→ YOUR INSTRUCTIONS: Identify every line of the material that contains the string "sysinline" and copy each one out. Case counts.

→ SUPPLIED ENTRIES:
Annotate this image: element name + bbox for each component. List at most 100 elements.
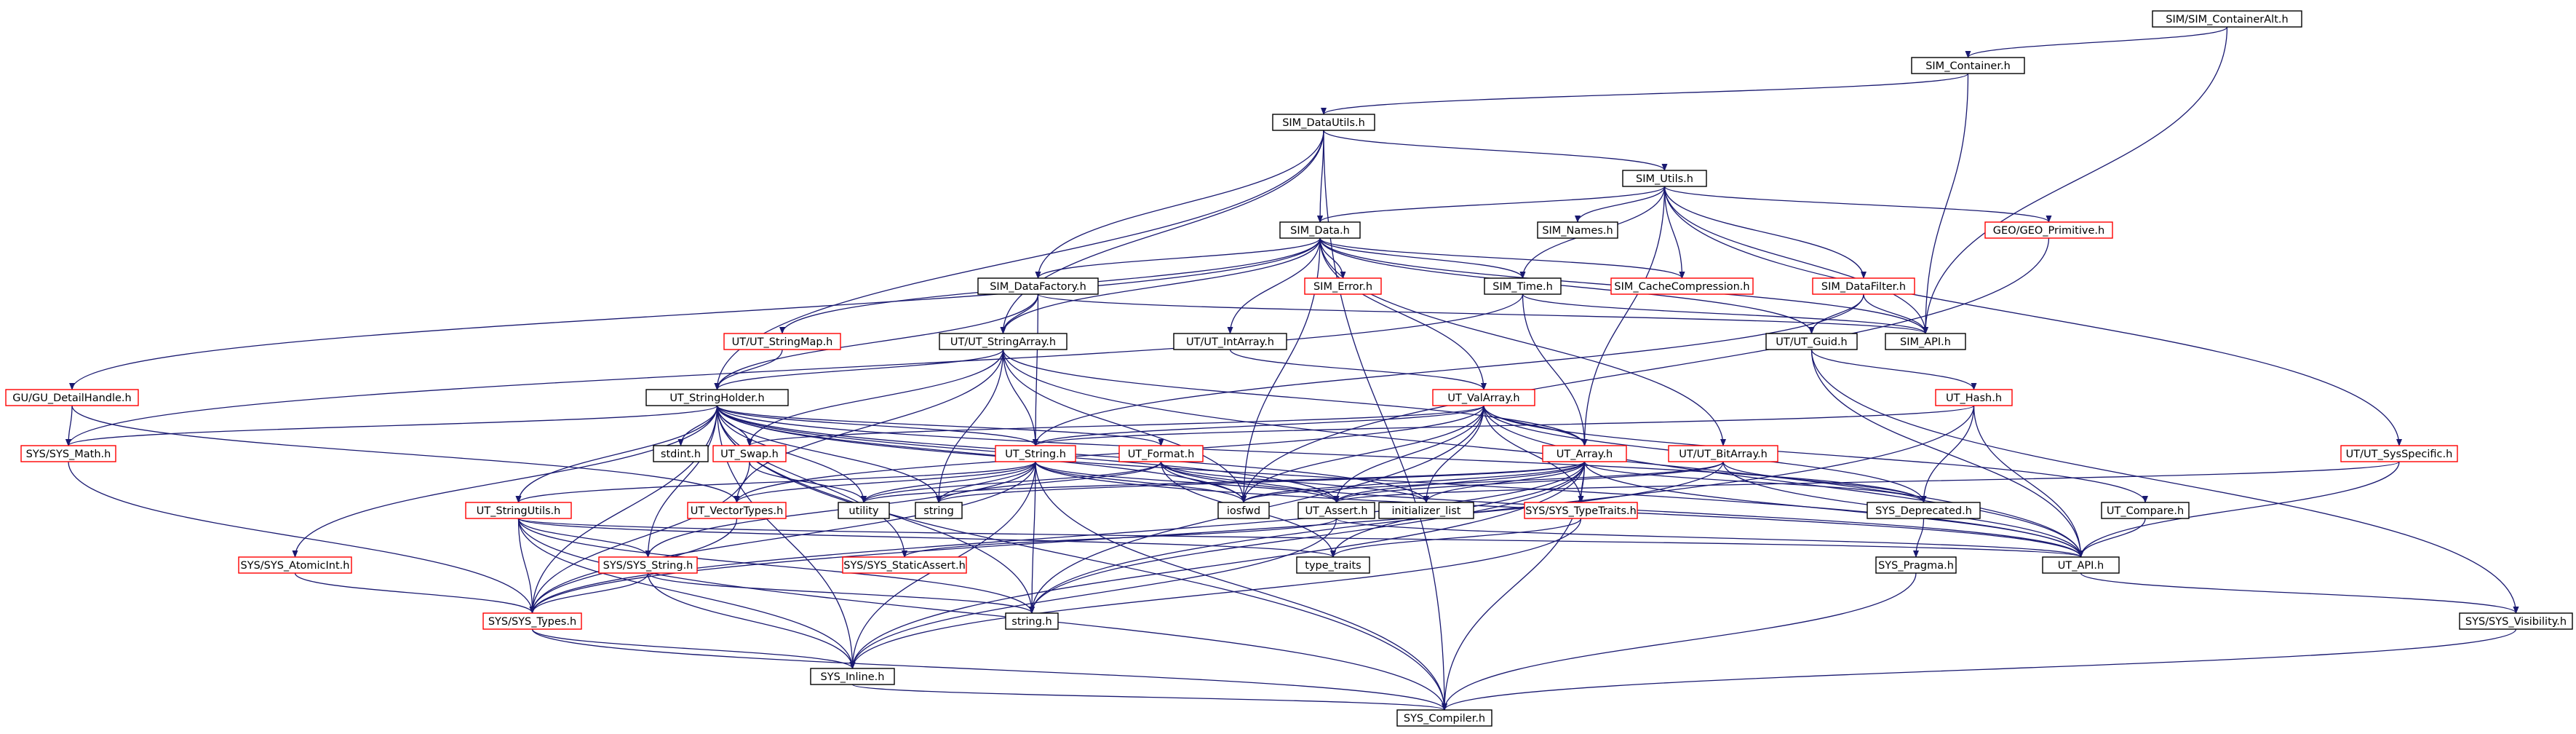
node-label-datafilter: SIM_DataFilter.h [1821, 281, 1906, 293]
edge-stringholder-to-systypes [529, 405, 718, 614]
node-geoprim[interactable]: GEO/GEO_Primitive.h [1984, 221, 2113, 239]
node-datafactory[interactable]: SIM_DataFactory.h [977, 277, 1099, 295]
edge-data-to-utguid [1319, 237, 1815, 334]
edge-stringholder-to-sysatomicint [292, 405, 718, 558]
node-sysinline[interactable]: SYS_Inline.h [810, 668, 895, 685]
node-stdint[interactable]: stdint.h [653, 445, 709, 462]
node-utformat[interactable]: UT_Format.h [1118, 445, 1204, 462]
node-utintarray[interactable]: UT/UT_IntArray.h [1173, 333, 1287, 350]
edge-valarray-to-initlist [1423, 405, 1484, 503]
node-utguid[interactable]: UT/UT_Guid.h [1765, 333, 1858, 350]
edge-utguid-to-utapi [1810, 349, 2084, 558]
node-box-simapi [1885, 333, 1966, 350]
edge-geoprim-to-iosfwd [1241, 237, 2050, 503]
node-box-stdint [653, 445, 709, 462]
edge-valarray-to-utvectortypes [734, 405, 1484, 503]
node-simapi[interactable]: SIM_API.h [1885, 333, 1966, 350]
node-iosfwd[interactable]: iosfwd [1217, 502, 1270, 519]
edge-utarray-to-systypes [529, 461, 1586, 614]
node-label-iosfwd: iosfwd [1227, 505, 1260, 517]
node-sysdeprecated[interactable]: SYS_Deprecated.h [1867, 502, 1981, 519]
node-syscompiler[interactable]: SYS_Compiler.h [1396, 709, 1492, 727]
node-utvectortypes[interactable]: UT_VectorTypes.h [687, 502, 787, 519]
node-gudetail[interactable]: GU/GU_DetailHandle.h [5, 389, 139, 406]
node-error[interactable]: SIM_Error.h [1304, 277, 1382, 295]
node-sysvisibility[interactable]: SYS/SYS_Visibility.h [2459, 612, 2573, 630]
node-cachecomp[interactable]: SIM_CacheCompression.h [1610, 277, 1754, 295]
node-label-error: SIM_Error.h [1313, 281, 1372, 293]
node-label-geoprim: GEO/GEO_Primitive.h [1993, 225, 2104, 237]
node-box-gudetail [5, 389, 139, 406]
node-utapi[interactable]: UT_API.h [2042, 556, 2120, 574]
edge-utstring-to-stringh [1029, 461, 1036, 614]
node-utbitarray[interactable]: UT/UT_BitArray.h [1668, 445, 1778, 462]
edge-uthash-to-sysdeprecated [1920, 405, 1975, 503]
edge-utswap-to-systypes [529, 461, 750, 614]
edge-utstring-to-utassert [1035, 461, 1340, 503]
edge-utstringutils-to-sysinline [517, 518, 856, 669]
edge-utintarray-to-valarray [1229, 349, 1487, 390]
node-label-utarray: UT_Array.h [1557, 449, 1613, 460]
node-utarray[interactable]: UT_Array.h [1542, 445, 1627, 462]
node-label-syscompiler: SYS_Compiler.h [1404, 713, 1485, 725]
node-sysatomicint[interactable]: SYS/SYS_AtomicInt.h [238, 556, 352, 574]
node-uthash[interactable]: UT_Hash.h [1935, 389, 2013, 406]
node-sysmath[interactable]: SYS/SYS_Math.h [20, 445, 116, 462]
edge-time-to-sysmath [65, 293, 1524, 446]
node-stringh[interactable]: string.h [1005, 612, 1059, 630]
node-utstringarray[interactable]: UT/UT_StringArray.h [939, 333, 1068, 350]
node-utcompare[interactable]: UT_Compare.h [2101, 502, 2190, 519]
node-datafilter[interactable]: SIM_DataFilter.h [1812, 277, 1915, 295]
node-syssysstring[interactable]: SYS/SYS_String.h [598, 556, 698, 574]
node-utstringmap[interactable]: UT/UT_StringMap.h [723, 333, 841, 350]
node-box-stringholder [645, 389, 789, 406]
edge-datafactory-to-utstringarray [1000, 293, 1039, 334]
node-time[interactable]: SIM_Time.h [1484, 277, 1562, 295]
edge-utils-to-simapi [1663, 186, 1928, 334]
node-systypes[interactable]: SYS/SYS_Types.h [482, 612, 582, 630]
node-datautils[interactable]: SIM_DataUtils.h [1272, 114, 1375, 131]
edge-stringholder-to-sysdeprecated [716, 405, 1927, 503]
edge-gudetail-to-utvectortypes [71, 405, 740, 503]
node-typetraits[interactable]: type_traits [1296, 556, 1370, 574]
node-data[interactable]: SIM_Data.h [1279, 221, 1361, 239]
node-box-utintarray [1173, 333, 1287, 350]
node-sysstaticassert[interactable]: SYS/SYS_StaticAssert.h [842, 556, 967, 574]
node-systypetraits[interactable]: SYS/SYS_TypeTraits.h [1524, 502, 1638, 519]
node-container[interactable]: SIM_Container.h [1911, 57, 2025, 74]
edge-systypes-to-sysinline [531, 628, 856, 669]
node-initlist[interactable]: initializer_list [1378, 502, 1474, 519]
node-syspragma[interactable]: SYS_Pragma.h [1875, 556, 1957, 574]
edge-utstringutils-to-syscompiler [517, 518, 1447, 711]
edge-datafactory-to-stringholder [714, 293, 1039, 390]
edge-utstring-to-utstringutils [515, 461, 1036, 503]
node-box-names [1537, 221, 1618, 239]
edge-data-to-valarray [1319, 237, 1487, 390]
edge-utapi-to-sysvisibility [2080, 572, 2519, 614]
edge-utstringarray-to-iosfwd [1002, 349, 1247, 503]
node-syssysspecific[interactable]: UT/UT_SysSpecific.h [2340, 445, 2458, 462]
node-valarray[interactable]: UT_ValArray.h [1432, 389, 1535, 406]
node-utassert[interactable]: UT_Assert.h [1297, 502, 1375, 519]
edge-datautils-to-datafactory [1035, 130, 1324, 279]
node-string[interactable]: string [915, 502, 963, 519]
edge-utarray-to-utassert [1333, 461, 1586, 503]
edge-uthash-to-utstring [1033, 405, 1975, 446]
node-utils[interactable]: SIM_Utils.h [1622, 170, 1707, 187]
node-utility[interactable]: utility [838, 502, 890, 519]
edge-utarray-to-utility [861, 461, 1586, 503]
node-box-datautils [1272, 114, 1375, 131]
node-utswap[interactable]: UT_Swap.h [712, 445, 787, 462]
node-utstring[interactable]: UT_String.h [995, 445, 1076, 462]
edge-data-to-time [1319, 237, 1526, 279]
edge-data-to-cachecomp [1319, 237, 1685, 279]
edges-layer [65, 26, 2519, 711]
edge-stringholder-to-sysmath [65, 405, 718, 446]
node-box-stringh [1005, 612, 1059, 630]
edge-utils-to-cachecomp [1663, 186, 1685, 279]
node-stringholder[interactable]: UT_StringHolder.h [645, 389, 789, 406]
node-utstringutils[interactable]: UT_StringUtils.h [465, 502, 572, 519]
node-names[interactable]: SIM_Names.h [1537, 221, 1618, 239]
edge-utstringutils-to-syssysstring [517, 518, 651, 558]
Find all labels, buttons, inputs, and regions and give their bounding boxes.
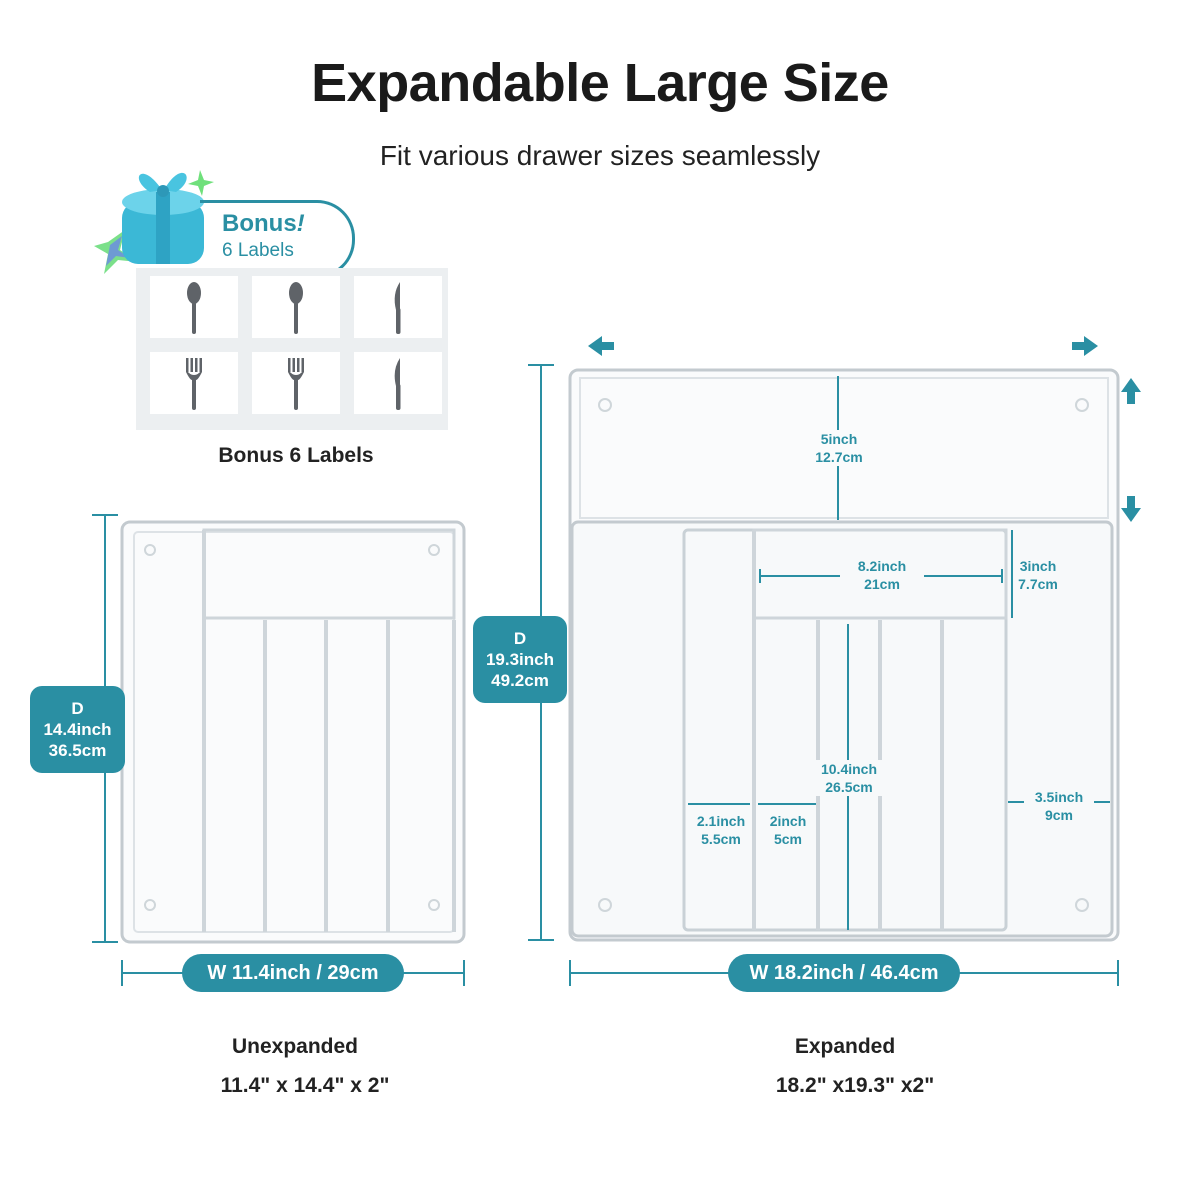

→ FULL SOLUTION:
node-sysinline[interactable]: SYS_Inline.h [810, 668, 895, 685]
edge-utstringutils-to-sysinline [517, 518, 856, 669]
edge-systypes-to-sysinline [531, 628, 856, 669]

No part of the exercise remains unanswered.